Copy the material below word for word, from its first line through the line containing "takeoff-name-chip: Room 2 Carpet".

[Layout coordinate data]
———

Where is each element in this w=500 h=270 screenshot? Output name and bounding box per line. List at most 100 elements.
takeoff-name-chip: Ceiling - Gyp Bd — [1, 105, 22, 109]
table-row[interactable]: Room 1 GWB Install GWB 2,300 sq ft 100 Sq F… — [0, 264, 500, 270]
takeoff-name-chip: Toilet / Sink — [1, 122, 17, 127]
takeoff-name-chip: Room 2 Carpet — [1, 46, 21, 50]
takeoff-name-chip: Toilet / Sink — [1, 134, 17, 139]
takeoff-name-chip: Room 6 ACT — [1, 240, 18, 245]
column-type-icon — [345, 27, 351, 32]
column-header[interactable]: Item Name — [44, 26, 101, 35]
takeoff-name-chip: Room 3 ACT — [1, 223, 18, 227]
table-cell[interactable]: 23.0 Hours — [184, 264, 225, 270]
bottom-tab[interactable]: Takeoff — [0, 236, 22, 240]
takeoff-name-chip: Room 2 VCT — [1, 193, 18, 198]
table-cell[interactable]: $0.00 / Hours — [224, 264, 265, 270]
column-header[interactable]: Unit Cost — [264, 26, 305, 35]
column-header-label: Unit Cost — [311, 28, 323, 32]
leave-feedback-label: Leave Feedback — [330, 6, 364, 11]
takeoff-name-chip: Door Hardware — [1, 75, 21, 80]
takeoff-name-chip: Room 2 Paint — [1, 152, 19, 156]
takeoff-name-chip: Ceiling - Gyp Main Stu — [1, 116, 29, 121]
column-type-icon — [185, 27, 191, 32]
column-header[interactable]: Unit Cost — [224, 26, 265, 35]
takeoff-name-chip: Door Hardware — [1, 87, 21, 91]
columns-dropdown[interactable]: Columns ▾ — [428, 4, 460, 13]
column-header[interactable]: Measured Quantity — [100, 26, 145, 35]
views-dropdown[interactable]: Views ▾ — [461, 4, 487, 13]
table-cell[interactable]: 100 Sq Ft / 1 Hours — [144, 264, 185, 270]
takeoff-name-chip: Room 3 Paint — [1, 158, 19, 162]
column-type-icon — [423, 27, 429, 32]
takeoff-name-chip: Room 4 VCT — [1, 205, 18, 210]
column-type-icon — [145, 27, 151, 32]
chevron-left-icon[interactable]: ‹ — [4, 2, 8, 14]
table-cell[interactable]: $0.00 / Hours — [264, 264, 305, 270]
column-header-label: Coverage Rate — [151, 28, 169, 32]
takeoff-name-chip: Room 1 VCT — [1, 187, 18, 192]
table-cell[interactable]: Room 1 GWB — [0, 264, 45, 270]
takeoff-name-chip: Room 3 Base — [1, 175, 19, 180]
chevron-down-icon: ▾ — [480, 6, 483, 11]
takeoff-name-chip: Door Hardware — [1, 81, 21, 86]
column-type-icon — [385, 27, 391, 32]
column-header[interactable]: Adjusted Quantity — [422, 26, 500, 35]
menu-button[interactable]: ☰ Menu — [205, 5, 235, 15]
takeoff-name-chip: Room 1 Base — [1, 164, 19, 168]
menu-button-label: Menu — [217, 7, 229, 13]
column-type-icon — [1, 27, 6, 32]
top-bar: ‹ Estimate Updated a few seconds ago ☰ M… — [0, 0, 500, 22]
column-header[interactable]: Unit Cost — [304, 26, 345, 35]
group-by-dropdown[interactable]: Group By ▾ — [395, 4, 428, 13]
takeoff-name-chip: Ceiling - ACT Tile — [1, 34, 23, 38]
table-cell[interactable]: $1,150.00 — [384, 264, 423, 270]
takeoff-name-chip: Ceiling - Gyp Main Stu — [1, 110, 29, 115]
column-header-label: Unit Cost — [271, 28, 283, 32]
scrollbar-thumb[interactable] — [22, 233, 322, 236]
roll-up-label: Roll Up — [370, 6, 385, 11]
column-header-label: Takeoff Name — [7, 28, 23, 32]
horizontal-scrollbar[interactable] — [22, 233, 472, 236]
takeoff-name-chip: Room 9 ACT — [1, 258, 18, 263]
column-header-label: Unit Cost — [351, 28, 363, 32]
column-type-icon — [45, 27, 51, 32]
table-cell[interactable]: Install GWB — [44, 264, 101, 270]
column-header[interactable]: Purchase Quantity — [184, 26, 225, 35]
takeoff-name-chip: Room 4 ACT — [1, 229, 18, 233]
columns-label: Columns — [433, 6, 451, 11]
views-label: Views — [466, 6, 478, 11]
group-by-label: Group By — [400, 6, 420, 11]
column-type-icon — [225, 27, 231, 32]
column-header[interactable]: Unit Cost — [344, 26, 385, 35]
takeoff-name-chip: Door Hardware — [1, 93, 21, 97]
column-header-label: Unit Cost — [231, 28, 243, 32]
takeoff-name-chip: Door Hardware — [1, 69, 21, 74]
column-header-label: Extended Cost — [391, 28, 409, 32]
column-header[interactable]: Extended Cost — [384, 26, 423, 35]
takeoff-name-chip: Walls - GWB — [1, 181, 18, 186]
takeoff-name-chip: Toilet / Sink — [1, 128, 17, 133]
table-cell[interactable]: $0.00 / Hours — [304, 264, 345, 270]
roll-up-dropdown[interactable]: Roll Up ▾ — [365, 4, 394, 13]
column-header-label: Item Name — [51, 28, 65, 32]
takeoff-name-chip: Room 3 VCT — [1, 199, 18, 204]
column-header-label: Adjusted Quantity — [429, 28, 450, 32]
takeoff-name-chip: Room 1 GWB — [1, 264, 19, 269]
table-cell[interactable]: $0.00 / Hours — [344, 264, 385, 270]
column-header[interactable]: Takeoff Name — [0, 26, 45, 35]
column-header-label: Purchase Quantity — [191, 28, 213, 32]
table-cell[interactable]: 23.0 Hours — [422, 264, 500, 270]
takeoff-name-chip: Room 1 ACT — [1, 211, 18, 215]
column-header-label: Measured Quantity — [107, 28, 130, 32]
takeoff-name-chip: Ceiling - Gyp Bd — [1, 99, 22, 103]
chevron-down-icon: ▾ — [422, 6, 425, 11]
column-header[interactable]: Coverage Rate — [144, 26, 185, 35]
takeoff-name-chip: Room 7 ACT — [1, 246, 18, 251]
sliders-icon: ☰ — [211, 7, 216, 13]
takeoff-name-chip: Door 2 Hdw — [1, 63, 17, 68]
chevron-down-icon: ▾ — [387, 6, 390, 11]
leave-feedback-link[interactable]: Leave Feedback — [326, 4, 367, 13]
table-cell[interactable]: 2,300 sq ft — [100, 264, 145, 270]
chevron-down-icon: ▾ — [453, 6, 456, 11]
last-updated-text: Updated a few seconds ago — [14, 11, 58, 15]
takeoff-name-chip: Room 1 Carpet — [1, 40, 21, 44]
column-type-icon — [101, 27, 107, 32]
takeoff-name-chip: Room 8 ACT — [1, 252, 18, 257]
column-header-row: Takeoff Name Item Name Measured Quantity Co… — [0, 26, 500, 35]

———

[Written response]
Where is each element in this w=500 h=270 screenshot? Output name and bounding box per line. List at most 100 elements.
takeoff-name-chip: Ceiling - Gyp Bd — [1, 105, 22, 109]
table-row[interactable]: Room 1 GWB Install GWB 2,300 sq ft 100 Sq F… — [0, 264, 500, 270]
takeoff-name-chip: Toilet / Sink — [1, 122, 17, 127]
takeoff-name-chip: Room 2 Carpet — [1, 46, 21, 50]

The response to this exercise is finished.